§ **GIVEN TASK**:
Count lines with the string "Tonnes" in them. State the number alone.

Dataset listings of figures:
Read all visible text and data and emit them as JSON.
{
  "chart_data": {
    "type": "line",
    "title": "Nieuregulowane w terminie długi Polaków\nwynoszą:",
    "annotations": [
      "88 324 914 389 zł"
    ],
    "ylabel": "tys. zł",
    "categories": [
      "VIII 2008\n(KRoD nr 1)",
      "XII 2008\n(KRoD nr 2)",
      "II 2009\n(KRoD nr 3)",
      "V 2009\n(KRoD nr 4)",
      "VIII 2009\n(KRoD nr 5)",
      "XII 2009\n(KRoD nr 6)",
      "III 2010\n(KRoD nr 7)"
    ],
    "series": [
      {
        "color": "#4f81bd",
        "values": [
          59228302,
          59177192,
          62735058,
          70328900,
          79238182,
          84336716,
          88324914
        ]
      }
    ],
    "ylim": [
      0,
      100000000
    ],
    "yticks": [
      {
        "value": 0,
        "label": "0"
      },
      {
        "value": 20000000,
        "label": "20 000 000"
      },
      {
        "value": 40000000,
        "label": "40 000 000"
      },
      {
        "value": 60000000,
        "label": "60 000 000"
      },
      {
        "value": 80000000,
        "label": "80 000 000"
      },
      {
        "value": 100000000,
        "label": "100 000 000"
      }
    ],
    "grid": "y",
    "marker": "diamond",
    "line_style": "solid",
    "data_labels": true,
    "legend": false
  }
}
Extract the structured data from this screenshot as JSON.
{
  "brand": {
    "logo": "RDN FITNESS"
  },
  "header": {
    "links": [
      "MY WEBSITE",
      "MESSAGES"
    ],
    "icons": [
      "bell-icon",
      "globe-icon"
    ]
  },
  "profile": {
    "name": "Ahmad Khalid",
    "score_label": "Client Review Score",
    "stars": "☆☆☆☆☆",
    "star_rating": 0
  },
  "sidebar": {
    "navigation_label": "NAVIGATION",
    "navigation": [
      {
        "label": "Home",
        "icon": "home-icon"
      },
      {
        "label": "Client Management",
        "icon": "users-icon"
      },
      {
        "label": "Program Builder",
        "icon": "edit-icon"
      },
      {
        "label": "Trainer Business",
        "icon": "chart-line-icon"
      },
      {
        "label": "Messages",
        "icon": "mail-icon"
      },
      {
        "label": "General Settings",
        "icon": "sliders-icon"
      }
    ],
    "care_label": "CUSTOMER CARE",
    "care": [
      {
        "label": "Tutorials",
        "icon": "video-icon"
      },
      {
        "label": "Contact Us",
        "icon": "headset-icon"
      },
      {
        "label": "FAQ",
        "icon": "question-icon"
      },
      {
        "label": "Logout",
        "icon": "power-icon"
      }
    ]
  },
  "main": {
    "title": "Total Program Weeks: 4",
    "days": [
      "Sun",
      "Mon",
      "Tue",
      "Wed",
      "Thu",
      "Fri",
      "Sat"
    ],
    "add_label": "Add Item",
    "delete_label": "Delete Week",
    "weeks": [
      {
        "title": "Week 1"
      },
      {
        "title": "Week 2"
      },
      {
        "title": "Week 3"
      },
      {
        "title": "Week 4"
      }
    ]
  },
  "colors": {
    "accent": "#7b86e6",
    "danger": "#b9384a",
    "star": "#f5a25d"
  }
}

---

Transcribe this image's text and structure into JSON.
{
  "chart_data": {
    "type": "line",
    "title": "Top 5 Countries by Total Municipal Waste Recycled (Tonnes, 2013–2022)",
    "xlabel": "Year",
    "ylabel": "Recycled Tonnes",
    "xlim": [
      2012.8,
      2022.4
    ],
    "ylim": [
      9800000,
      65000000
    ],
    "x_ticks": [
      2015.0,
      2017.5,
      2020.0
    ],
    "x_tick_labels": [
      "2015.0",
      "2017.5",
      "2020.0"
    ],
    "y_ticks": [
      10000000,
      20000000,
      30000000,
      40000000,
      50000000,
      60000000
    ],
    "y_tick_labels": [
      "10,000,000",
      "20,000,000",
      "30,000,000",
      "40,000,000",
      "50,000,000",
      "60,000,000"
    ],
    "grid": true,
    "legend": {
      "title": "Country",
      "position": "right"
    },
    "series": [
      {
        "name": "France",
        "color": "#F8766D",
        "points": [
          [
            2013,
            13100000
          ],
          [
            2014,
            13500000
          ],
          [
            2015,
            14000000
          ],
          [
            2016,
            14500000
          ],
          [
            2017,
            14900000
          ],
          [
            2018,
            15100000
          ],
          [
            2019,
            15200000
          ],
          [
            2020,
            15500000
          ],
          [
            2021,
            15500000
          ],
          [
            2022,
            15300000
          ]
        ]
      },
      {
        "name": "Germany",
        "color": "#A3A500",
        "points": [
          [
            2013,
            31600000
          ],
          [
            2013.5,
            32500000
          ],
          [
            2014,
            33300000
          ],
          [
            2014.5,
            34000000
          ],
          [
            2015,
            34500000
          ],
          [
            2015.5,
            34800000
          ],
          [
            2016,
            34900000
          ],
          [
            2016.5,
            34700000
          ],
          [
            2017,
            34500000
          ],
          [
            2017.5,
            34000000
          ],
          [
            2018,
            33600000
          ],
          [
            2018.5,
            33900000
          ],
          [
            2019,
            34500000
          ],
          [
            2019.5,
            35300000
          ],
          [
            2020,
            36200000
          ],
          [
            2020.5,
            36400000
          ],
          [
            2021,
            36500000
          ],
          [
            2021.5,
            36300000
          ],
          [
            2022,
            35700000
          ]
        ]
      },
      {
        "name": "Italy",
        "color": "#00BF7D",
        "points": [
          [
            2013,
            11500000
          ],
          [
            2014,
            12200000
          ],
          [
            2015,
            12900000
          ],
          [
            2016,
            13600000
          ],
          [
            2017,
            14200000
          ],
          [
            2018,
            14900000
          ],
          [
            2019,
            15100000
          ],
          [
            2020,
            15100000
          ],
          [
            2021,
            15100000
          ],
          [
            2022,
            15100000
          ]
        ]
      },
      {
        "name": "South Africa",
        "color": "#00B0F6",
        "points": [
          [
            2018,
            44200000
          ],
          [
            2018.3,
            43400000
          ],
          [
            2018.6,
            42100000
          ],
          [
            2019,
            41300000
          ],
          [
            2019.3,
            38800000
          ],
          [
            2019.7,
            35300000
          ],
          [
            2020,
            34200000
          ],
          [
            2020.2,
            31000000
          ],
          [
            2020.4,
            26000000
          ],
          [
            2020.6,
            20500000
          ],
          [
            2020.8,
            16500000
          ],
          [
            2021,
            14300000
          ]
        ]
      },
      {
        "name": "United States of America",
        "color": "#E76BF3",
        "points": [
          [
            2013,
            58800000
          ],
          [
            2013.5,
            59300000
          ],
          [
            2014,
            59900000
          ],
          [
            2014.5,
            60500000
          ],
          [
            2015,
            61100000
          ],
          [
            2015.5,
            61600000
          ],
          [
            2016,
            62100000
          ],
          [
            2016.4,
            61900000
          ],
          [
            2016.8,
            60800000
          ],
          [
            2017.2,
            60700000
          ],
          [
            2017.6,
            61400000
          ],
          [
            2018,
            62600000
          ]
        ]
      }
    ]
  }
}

==

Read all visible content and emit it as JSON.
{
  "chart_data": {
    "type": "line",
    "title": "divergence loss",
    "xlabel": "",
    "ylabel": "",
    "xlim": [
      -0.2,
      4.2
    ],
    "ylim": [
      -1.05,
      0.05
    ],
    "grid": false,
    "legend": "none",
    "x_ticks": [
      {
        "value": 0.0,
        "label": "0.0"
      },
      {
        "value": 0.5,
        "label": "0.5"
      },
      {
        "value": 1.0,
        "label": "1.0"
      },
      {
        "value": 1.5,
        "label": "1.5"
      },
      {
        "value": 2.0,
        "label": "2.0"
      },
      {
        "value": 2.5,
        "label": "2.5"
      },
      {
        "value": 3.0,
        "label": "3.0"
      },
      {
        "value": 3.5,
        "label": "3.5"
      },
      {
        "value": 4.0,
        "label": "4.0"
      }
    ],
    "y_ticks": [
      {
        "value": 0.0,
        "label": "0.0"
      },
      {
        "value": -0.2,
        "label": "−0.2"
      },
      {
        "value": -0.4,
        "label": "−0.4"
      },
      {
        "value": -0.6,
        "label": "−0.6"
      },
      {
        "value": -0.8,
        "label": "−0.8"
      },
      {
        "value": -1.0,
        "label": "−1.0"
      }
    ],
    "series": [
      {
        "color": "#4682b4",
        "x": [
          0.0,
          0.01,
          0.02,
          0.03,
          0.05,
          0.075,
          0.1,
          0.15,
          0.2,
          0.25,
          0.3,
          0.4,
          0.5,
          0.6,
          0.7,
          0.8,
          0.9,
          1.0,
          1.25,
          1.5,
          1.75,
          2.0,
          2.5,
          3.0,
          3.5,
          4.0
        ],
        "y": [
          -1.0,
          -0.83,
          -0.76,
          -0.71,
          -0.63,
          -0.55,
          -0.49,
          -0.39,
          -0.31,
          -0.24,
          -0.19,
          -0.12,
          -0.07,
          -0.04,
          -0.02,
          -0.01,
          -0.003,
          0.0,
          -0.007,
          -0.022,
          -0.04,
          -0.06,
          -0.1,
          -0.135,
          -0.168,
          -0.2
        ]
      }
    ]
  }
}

§ **THE ANSWER**:
2